- 本文:
---------------

Volume 04, No.5 Pages 4 - 8
1. ハイライト/HIGHLIGHT
原研X線ビームライン(BL14B1、BL11XU)の現状
Present Status of JAERI X-ray Beamline BL14B1, BL11XU
日本原子力研究所 関西研究所 放射光利用研究部 Department of Synchrotron Radiation Research, Kansai Research Establishment, JAERI
1.はじめに
日本原子力研究所(原研)では放射光利用研究部を中心にSPring-8におけるビームライン建設と、それらを用いた利用研究を推進している。すでに3本の原研専用ビームラインをSPring-8に建設している。各ビームラインの仕様と付帯する主な実験装置を示したのが表1である。広い研究分野をカバーするためにビームラインの仕様もそれぞれに異なる。ちなみにSPring-8に本拠をおく原研・放射光利用研究部の構成は、ビームラインの建設・維持管理を主に担当する利用系開発グループの他に、極限環境物性、構造物性、表面化学、重元素科学、電子物性の5つの研究グループを含む。

---------------

- リスト抜粋:
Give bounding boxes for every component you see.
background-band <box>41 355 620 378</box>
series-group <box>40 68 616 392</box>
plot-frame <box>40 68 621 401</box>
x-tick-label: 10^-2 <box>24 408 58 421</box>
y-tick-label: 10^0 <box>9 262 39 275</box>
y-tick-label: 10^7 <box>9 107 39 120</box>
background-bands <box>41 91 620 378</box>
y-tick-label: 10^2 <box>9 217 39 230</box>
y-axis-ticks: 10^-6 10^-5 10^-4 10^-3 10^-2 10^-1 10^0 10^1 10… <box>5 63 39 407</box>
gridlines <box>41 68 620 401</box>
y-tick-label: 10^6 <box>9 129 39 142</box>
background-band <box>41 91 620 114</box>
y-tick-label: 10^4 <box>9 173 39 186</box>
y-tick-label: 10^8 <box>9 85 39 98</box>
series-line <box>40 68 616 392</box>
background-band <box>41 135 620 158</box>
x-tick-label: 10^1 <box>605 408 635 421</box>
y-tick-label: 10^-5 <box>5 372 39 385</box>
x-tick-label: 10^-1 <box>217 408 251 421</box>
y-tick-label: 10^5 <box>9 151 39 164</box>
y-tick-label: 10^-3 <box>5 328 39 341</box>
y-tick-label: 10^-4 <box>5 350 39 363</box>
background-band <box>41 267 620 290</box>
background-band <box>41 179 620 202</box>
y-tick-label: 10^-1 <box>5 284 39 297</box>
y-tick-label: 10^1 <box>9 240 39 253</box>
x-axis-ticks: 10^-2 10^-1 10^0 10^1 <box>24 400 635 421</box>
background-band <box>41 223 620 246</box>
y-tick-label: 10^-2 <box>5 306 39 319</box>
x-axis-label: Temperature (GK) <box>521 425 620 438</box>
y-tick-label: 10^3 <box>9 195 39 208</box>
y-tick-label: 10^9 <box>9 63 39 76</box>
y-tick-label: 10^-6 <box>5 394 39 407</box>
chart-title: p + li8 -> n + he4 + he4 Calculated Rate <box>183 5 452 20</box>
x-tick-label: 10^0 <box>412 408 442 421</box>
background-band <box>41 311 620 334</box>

---------------

- 実施する作業:
• A. 本文によると、原研がSPring-8にすでに建設した専用ビームラインは何本ですか。
• B. 本文のうち、「Volume 04, No.5」を含む語句で始まり「の5つの研究グループを含む。」で終わる部分を、一字一句変えずに出力してください。
このリストは別の出典から取られたものです。

- 解答:
• A. 3本

• B.
Volume 04, No.5 Pages 4 - 8
1. ハイライト/HIGHLIGHT
原研X線ビームライン(BL14B1、BL11XU)の現状
Present Status of JAERI X-ray Beamline BL14B1, BL11XU
日本原子力研究所 関西研究所 放射光利用研究部 Department of Synchrotron Radiation Research, Kansai Research Establishment, JAERI
1.はじめに
日本原子力研究所(原研)では放射光利用研究部を中心にSPring-8におけるビームライン建設と、それらを用いた利用研究を推進している。すでに3本の原研専用ビームラインをSPring-8に建設している。各ビームラインの仕様と付帯する主な実験装置を示したのが表1である。広い研究分野をカバーするためにビームラインの仕様もそれぞれに異なる。ちなみにSPring-8に本拠をおく原研・放射光利用研究部の構成は、ビームラインの建設・維持管理を主に担当する利用系開発グループの他に、極限環境物性、構造物性、表面化学、重元素科学、電子物性の5つの研究グループを含む。